YOUR OBJECTIVE -
Of the lines below, count those containing the word "this". Reply with the number alone.

A block of data
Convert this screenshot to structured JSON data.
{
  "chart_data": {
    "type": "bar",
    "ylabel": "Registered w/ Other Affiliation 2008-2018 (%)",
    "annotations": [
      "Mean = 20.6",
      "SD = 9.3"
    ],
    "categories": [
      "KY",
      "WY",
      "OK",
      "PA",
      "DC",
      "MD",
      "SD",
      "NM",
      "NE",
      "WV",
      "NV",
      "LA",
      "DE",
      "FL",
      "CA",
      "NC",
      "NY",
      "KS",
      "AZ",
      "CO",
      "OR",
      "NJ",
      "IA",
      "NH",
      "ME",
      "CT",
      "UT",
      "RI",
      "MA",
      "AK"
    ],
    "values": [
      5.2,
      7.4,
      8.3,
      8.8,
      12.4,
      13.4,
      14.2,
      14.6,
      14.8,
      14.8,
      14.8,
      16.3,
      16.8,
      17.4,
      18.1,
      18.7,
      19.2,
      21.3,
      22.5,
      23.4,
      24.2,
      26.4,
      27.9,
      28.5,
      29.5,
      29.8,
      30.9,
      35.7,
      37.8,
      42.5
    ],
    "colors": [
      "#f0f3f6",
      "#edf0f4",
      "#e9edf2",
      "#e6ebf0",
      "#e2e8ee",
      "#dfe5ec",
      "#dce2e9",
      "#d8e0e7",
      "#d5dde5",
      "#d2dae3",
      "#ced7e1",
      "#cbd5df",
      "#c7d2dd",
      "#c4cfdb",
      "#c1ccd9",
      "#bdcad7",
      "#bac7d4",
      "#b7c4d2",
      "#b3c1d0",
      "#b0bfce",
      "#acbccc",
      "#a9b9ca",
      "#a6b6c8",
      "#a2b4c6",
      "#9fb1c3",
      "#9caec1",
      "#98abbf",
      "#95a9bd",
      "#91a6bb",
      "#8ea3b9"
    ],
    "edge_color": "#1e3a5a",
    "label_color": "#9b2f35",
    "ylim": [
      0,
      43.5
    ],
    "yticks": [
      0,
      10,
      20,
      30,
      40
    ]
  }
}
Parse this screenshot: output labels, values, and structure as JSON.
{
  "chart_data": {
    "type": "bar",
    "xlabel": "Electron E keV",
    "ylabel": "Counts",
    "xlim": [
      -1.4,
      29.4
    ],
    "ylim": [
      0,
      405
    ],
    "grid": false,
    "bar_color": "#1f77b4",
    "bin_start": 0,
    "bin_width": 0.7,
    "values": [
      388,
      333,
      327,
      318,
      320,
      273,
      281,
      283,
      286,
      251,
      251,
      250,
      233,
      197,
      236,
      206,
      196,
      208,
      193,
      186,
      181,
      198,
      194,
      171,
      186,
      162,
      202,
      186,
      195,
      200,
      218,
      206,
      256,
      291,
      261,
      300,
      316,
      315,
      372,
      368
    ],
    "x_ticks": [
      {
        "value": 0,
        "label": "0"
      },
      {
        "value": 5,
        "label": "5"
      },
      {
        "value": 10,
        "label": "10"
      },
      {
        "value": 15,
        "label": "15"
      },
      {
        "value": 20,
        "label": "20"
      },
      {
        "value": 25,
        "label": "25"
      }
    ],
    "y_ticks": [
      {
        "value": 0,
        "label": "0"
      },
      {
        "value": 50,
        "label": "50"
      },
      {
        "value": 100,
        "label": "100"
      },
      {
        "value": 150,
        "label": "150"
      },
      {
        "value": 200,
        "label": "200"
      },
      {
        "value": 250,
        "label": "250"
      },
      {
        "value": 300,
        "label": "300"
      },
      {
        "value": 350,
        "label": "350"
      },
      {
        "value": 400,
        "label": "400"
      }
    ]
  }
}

SOLVED PROBLEM -
2